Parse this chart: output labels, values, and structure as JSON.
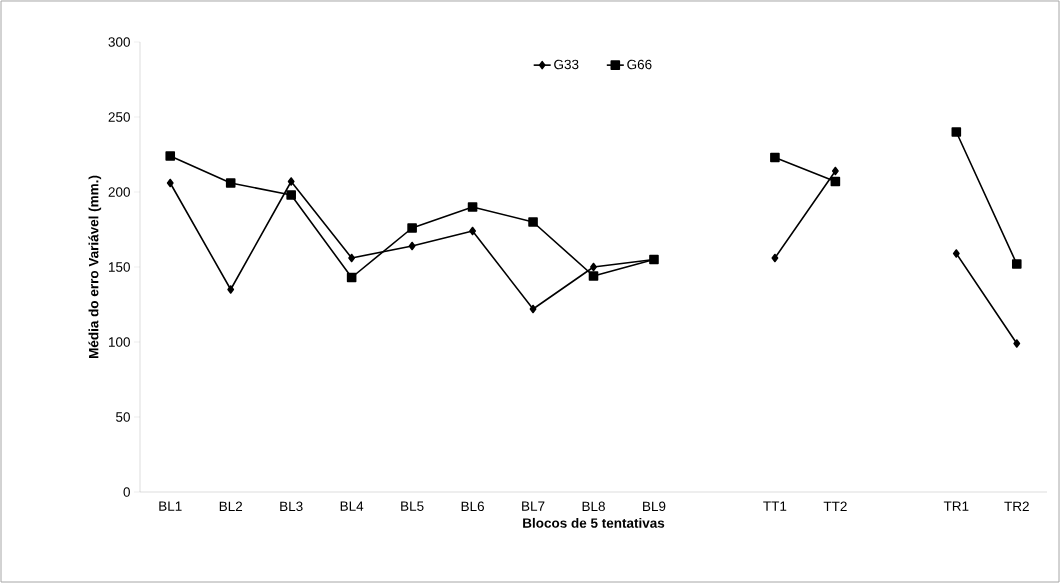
{
  "chart_data": {
    "type": "line",
    "xlabel": "Blocos de 5 tentativas",
    "ylabel": "Média do erro Variável (mm.)",
    "categories": [
      "BL1",
      "BL2",
      "BL3",
      "BL4",
      "BL5",
      "BL6",
      "BL7",
      "BL8",
      "BL9",
      null,
      "TT1",
      "TT2",
      null,
      "TR1",
      "TR2"
    ],
    "series": [
      {
        "name": "G33",
        "color": "#000000",
        "marker": "diamond",
        "values": [
          206,
          135,
          207,
          156,
          164,
          174,
          122,
          150,
          155,
          null,
          156,
          214,
          null,
          159,
          99
        ]
      },
      {
        "name": "G66",
        "color": "#000000",
        "marker": "square",
        "values": [
          224,
          206,
          198,
          143,
          176,
          190,
          180,
          144,
          155,
          null,
          223,
          207,
          null,
          240,
          152
        ]
      }
    ],
    "ylim": [
      0,
      300
    ],
    "yticks": [
      0,
      50,
      100,
      150,
      200,
      250,
      300
    ],
    "grid": false,
    "legend": "top",
    "line_style": "solid"
  }
}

• **WRITTEN EXERCISE**:
Retype the whole listing, keeping every line identical and omitting all pictures.

• **EXERCISE SOLUTION**:
Parse this chart: output labels, values, and structure as JSON.
{
  "chart_data": {
    "type": "line",
    "xlabel": "Blocos de 5 tentativas",
    "ylabel": "Média do erro Variável (mm.)",
    "categories": [
      "BL1",
      "BL2",
      "BL3",
      "BL4",
      "BL5",
      "BL6",
      "BL7",
      "BL8",
      "BL9",
      null,
      "TT1",
      "TT2",
      null,
      "TR1",
      "TR2"
    ],
    "series": [
      {
        "name": "G33",
        "color": "#000000",
        "marker": "diamond",
        "values": [
          206,
          135,
          207,
          156,
          164,
          174,
          122,
          150,
          155,
          null,
          156,
          214,
          null,
          159,
          99
        ]
      },
      {
        "name": "G66",
        "color": "#000000",
        "marker": "square",
        "values": [
          224,
          206,
          198,
          143,
          176,
          190,
          180,
          144,
          155,
          null,
          223,
          207,
          null,
          240,
          152
        ]
      }
    ],
    "ylim": [
      0,
      300
    ],
    "yticks": [
      0,
      50,
      100,
      150,
      200,
      250,
      300
    ],
    "grid": false,
    "legend": "top",
    "line_style": "solid"
  }
}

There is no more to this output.